:: Problem to solve ::
Copy each line below exactly and leave the pictures out.

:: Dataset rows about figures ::
--- start ---
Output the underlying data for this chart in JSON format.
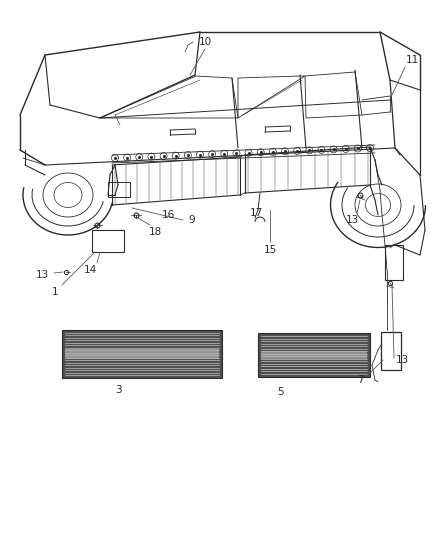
{
  "bg_color": "#ffffff",
  "line_color": "#2a2a2a",
  "fig_width": 4.38,
  "fig_height": 5.33,
  "dpi": 100,
  "gray_fill": "#c8c8c8",
  "dark_fill": "#505050",
  "mid_fill": "#909090",
  "light_fill": "#e0e0e0"
}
--- end ---
:: The output ::
Output the underlying data for this chart in JSON format.
{
  "bg_color": "#ffffff",
  "line_color": "#2a2a2a",
  "fig_width": 4.38,
  "fig_height": 5.33,
  "dpi": 100,
  "gray_fill": "#c8c8c8",
  "dark_fill": "#505050",
  "mid_fill": "#909090",
  "light_fill": "#e0e0e0"
}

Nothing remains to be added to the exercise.